§ **Challenge**
Print each line of the listing once more, precisely as given.

— start of Records provided —

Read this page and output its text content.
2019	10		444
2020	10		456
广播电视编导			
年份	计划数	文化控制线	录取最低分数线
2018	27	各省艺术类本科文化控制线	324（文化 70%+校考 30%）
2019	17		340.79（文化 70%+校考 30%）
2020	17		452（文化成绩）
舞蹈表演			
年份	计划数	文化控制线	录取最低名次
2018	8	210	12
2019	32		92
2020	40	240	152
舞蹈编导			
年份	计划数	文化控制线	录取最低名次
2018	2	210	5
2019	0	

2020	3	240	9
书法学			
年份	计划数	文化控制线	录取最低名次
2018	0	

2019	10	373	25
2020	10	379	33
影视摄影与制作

— end of Records provided —

§ **Answer to the problem**
Read this page and output its text content.
2019	10		444
2020	10		456
广播电视编导			
年份	计划数	文化控制线	录取最低分数线
2018	27	各省艺术类本科文化控制线	324（文化 70%+校考 30%）
2019	17		340.79（文化 70%+校考 30%）
2020	17		452（文化成绩）
舞蹈表演			
年份	计划数	文化控制线	录取最低名次
2018	8	210	12
2019	32		92
2020	40	240	152
舞蹈编导			
年份	计划数	文化控制线	录取最低名次
2018	2	210	5
2019	0	

2020	3	240	9
书法学			
年份	计划数	文化控制线	录取最低名次
2018	0	

2019	10	373	25
2020	10	379	33
影视摄影与制作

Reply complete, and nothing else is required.